**SUPPLIED MATERIAL:**
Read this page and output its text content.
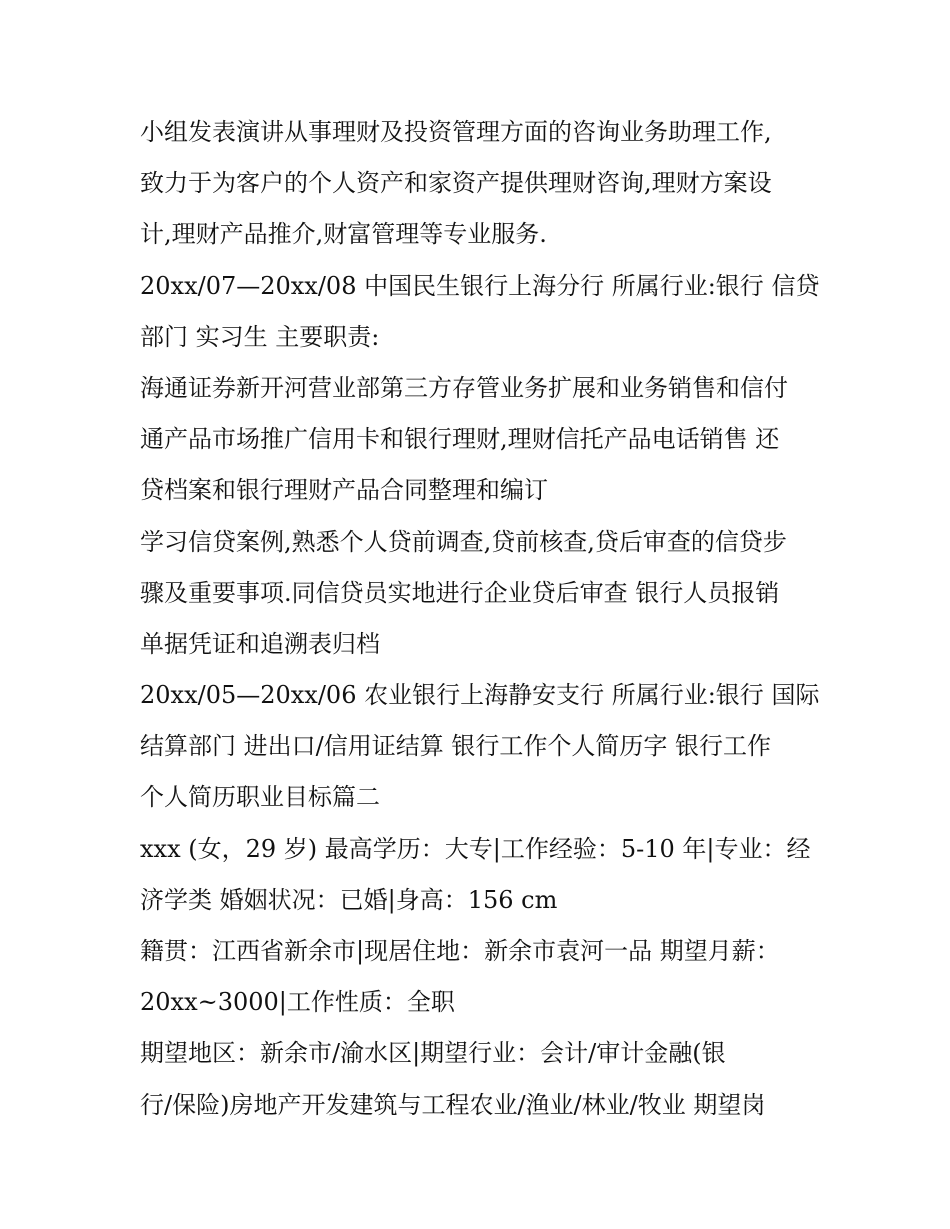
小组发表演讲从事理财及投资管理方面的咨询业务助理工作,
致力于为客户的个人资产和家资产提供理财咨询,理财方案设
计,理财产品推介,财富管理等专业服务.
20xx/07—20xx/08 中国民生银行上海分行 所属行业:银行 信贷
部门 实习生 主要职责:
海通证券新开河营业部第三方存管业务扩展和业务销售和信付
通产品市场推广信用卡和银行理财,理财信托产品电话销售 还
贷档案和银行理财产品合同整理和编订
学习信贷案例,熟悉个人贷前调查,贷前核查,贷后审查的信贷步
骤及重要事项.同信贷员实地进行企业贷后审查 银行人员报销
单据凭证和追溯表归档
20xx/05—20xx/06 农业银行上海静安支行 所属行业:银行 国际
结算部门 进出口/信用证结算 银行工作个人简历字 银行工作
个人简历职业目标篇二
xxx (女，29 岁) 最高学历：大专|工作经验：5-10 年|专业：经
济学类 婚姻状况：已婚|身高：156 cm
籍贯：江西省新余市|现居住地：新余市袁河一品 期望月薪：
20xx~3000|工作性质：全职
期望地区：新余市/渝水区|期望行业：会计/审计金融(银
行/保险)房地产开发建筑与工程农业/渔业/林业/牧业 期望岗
* * *
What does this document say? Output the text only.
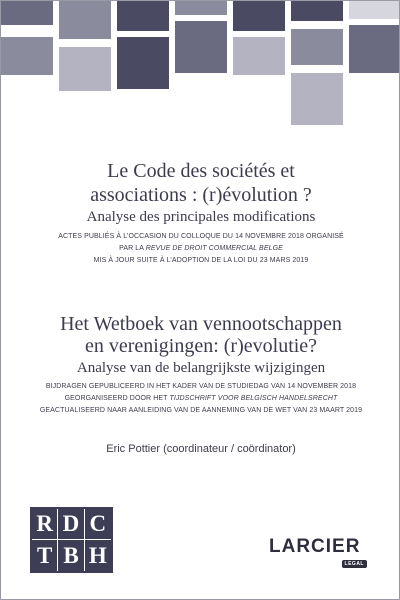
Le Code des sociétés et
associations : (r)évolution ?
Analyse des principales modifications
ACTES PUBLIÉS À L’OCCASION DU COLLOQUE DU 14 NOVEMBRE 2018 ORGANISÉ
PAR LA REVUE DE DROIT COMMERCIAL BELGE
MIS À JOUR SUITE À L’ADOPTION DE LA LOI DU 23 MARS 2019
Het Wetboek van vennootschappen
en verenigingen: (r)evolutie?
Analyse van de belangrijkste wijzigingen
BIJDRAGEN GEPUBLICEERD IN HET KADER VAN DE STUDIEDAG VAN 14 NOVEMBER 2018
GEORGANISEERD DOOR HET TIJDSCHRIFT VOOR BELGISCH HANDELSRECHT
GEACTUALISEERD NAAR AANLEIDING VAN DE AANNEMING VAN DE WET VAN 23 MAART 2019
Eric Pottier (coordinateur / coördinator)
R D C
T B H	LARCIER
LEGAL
==
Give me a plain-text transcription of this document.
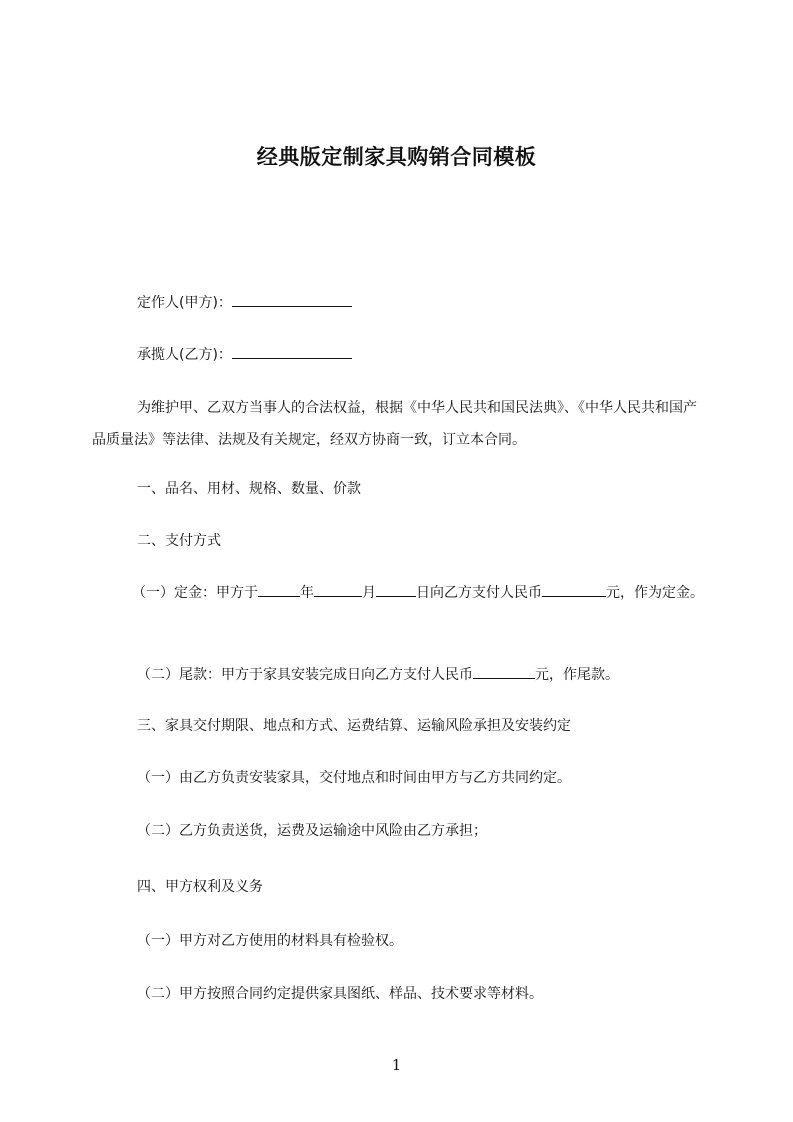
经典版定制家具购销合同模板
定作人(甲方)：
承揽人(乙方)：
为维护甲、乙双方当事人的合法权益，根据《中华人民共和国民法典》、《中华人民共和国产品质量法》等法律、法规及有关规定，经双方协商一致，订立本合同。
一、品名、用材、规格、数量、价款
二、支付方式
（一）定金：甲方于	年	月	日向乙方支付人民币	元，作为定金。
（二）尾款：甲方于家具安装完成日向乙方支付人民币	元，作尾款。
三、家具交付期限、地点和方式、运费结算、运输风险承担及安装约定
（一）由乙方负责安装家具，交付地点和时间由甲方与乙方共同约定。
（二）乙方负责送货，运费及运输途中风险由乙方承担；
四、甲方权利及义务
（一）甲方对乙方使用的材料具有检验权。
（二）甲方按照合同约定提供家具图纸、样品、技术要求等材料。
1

**DIRECTION:** Lines from the records above that hold "this" are the ones to list.

**ANSWER IN FULL:**
Read this page and output its text content.
What does this document say? Output the text only.
Give me a plain-text transcription of this document.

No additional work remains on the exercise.